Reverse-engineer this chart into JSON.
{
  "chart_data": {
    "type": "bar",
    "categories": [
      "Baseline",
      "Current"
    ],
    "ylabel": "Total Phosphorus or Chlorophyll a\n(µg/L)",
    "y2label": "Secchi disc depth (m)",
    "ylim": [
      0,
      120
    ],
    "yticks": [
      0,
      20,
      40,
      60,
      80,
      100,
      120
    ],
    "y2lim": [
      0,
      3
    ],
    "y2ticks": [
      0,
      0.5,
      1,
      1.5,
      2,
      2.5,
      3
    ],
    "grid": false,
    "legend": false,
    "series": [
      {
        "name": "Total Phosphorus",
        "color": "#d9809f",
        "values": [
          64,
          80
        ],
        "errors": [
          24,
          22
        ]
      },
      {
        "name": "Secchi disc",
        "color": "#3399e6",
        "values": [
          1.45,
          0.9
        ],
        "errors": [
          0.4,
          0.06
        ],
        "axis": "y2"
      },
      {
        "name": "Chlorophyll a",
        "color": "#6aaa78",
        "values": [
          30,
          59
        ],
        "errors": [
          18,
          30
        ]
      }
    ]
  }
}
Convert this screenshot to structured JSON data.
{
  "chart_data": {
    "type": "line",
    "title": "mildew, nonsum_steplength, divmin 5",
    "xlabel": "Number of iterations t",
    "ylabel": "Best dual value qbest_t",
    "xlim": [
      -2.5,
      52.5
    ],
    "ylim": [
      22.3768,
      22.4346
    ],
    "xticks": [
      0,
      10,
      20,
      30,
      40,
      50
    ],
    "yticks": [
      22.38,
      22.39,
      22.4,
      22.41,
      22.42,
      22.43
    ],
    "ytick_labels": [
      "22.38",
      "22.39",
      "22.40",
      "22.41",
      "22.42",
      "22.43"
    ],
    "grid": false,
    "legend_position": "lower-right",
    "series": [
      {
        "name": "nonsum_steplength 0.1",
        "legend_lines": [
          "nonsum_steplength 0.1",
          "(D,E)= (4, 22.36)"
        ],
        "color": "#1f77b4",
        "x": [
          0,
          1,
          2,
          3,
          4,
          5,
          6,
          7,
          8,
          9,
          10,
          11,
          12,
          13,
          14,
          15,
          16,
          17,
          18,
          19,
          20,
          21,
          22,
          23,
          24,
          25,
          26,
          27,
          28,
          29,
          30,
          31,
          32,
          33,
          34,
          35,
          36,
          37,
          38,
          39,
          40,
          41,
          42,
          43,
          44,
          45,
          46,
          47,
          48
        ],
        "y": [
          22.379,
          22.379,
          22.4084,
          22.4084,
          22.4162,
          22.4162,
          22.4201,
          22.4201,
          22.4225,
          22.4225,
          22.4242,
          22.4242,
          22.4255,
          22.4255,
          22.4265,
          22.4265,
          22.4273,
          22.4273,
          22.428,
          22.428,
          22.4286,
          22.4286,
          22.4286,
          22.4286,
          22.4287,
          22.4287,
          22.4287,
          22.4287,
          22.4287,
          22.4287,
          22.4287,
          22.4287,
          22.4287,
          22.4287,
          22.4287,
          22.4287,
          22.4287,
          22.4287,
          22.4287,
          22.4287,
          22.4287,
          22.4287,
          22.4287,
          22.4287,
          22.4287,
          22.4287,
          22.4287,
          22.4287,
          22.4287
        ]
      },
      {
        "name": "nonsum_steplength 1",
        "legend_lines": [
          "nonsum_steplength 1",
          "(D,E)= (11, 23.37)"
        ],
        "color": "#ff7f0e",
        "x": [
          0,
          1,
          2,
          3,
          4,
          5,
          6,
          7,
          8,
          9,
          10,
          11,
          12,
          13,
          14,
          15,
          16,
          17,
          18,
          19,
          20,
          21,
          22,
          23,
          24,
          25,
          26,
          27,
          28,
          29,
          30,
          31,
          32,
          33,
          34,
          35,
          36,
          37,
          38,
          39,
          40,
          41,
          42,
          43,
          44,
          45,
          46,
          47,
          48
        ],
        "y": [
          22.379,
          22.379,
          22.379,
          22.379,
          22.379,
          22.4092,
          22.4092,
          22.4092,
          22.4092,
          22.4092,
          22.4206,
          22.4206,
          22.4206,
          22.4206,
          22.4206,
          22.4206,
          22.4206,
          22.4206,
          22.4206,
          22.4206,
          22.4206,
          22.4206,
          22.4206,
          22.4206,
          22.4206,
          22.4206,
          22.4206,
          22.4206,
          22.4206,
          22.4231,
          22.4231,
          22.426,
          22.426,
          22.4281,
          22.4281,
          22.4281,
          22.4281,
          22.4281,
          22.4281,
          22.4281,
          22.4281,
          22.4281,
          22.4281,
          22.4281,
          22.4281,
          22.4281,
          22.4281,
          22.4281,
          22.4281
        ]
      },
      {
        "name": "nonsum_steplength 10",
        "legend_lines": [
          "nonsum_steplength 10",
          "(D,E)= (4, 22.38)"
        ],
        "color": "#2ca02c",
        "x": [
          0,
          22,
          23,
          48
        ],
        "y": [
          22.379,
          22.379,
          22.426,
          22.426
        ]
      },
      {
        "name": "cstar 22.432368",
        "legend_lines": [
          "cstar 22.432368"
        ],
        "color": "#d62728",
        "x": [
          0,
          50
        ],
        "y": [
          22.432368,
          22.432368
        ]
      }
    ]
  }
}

▶ **Aim of the exercise**
Please reproduce each record precisely as written.

▶ **Final result**
Reverse-engineer this chart into JSON.
{
  "chart_data": {
    "type": "bar",
    "categories": [
      "Baseline",
      "Current"
    ],
    "ylabel": "Total Phosphorus or Chlorophyll a\n(µg/L)",
    "y2label": "Secchi disc depth (m)",
    "ylim": [
      0,
      120
    ],
    "yticks": [
      0,
      20,
      40,
      60,
      80,
      100,
      120
    ],
    "y2lim": [
      0,
      3
    ],
    "y2ticks": [
      0,
      0.5,
      1,
      1.5,
      2,
      2.5,
      3
    ],
    "grid": false,
    "legend": false,
    "series": [
      {
        "name": "Total Phosphorus",
        "color": "#d9809f",
        "values": [
          64,
          80
        ],
        "errors": [
          24,
          22
        ]
      },
      {
        "name": "Secchi disc",
        "color": "#3399e6",
        "values": [
          1.45,
          0.9
        ],
        "errors": [
          0.4,
          0.06
        ],
        "axis": "y2"
      },
      {
        "name": "Chlorophyll a",
        "color": "#6aaa78",
        "values": [
          30,
          59
        ],
        "errors": [
          18,
          30
        ]
      }
    ]
  }
}
Convert this screenshot to structured JSON data.
{
  "chart_data": {
    "type": "line",
    "title": "mildew, nonsum_steplength, divmin 5",
    "xlabel": "Number of iterations t",
    "ylabel": "Best dual value qbest_t",
    "xlim": [
      -2.5,
      52.5
    ],
    "ylim": [
      22.3768,
      22.4346
    ],
    "xticks": [
      0,
      10,
      20,
      30,
      40,
      50
    ],
    "yticks": [
      22.38,
      22.39,
      22.4,
      22.41,
      22.42,
      22.43
    ],
    "ytick_labels": [
      "22.38",
      "22.39",
      "22.40",
      "22.41",
      "22.42",
      "22.43"
    ],
    "grid": false,
    "legend_position": "lower-right",
    "series": [
      {
        "name": "nonsum_steplength 0.1",
        "legend_lines": [
          "nonsum_steplength 0.1",
          "(D,E)= (4, 22.36)"
        ],
        "color": "#1f77b4",
        "x": [
          0,
          1,
          2,
          3,
          4,
          5,
          6,
          7,
          8,
          9,
          10,
          11,
          12,
          13,
          14,
          15,
          16,
          17,
          18,
          19,
          20,
          21,
          22,
          23,
          24,
          25,
          26,
          27,
          28,
          29,
          30,
          31,
          32,
          33,
          34,
          35,
          36,
          37,
          38,
          39,
          40,
          41,
          42,
          43,
          44,
          45,
          46,
          47,
          48
        ],
        "y": [
          22.379,
          22.379,
          22.4084,
          22.4084,
          22.4162,
          22.4162,
          22.4201,
          22.4201,
          22.4225,
          22.4225,
          22.4242,
          22.4242,
          22.4255,
          22.4255,
          22.4265,
          22.4265,
          22.4273,
          22.4273,
          22.428,
          22.428,
          22.4286,
          22.4286,
          22.4286,
          22.4286,
          22.4287,
          22.4287,
          22.4287,
          22.4287,
          22.4287,
          22.4287,
          22.4287,
          22.4287,
          22.4287,
          22.4287,
          22.4287,
          22.4287,
          22.4287,
          22.4287,
          22.4287,
          22.4287,
          22.4287,
          22.4287,
          22.4287,
          22.4287,
          22.4287,
          22.4287,
          22.4287,
          22.4287,
          22.4287
        ]
      },
      {
        "name": "nonsum_steplength 1",
        "legend_lines": [
          "nonsum_steplength 1",
          "(D,E)= (11, 23.37)"
        ],
        "color": "#ff7f0e",
        "x": [
          0,
          1,
          2,
          3,
          4,
          5,
          6,
          7,
          8,
          9,
          10,
          11,
          12,
          13,
          14,
          15,
          16,
          17,
          18,
          19,
          20,
          21,
          22,
          23,
          24,
          25,
          26,
          27,
          28,
          29,
          30,
          31,
          32,
          33,
          34,
          35,
          36,
          37,
          38,
          39,
          40,
          41,
          42,
          43,
          44,
          45,
          46,
          47,
          48
        ],
        "y": [
          22.379,
          22.379,
          22.379,
          22.379,
          22.379,
          22.4092,
          22.4092,
          22.4092,
          22.4092,
          22.4092,
          22.4206,
          22.4206,
          22.4206,
          22.4206,
          22.4206,
          22.4206,
          22.4206,
          22.4206,
          22.4206,
          22.4206,
          22.4206,
          22.4206,
          22.4206,
          22.4206,
          22.4206,
          22.4206,
          22.4206,
          22.4206,
          22.4206,
          22.4231,
          22.4231,
          22.426,
          22.426,
          22.4281,
          22.4281,
          22.4281,
          22.4281,
          22.4281,
          22.4281,
          22.4281,
          22.4281,
          22.4281,
          22.4281,
          22.4281,
          22.4281,
          22.4281,
          22.4281,
          22.4281,
          22.4281
        ]
      },
      {
        "name": "nonsum_steplength 10",
        "legend_lines": [
          "nonsum_steplength 10",
          "(D,E)= (4, 22.38)"
        ],
        "color": "#2ca02c",
        "x": [
          0,
          22,
          23,
          48
        ],
        "y": [
          22.379,
          22.379,
          22.426,
          22.426
        ]
      },
      {
        "name": "cstar 22.432368",
        "legend_lines": [
          "cstar 22.432368"
        ],
        "color": "#d62728",
        "x": [
          0,
          50
        ],
        "y": [
          22.432368,
          22.432368
        ]
      }
    ]
  }
}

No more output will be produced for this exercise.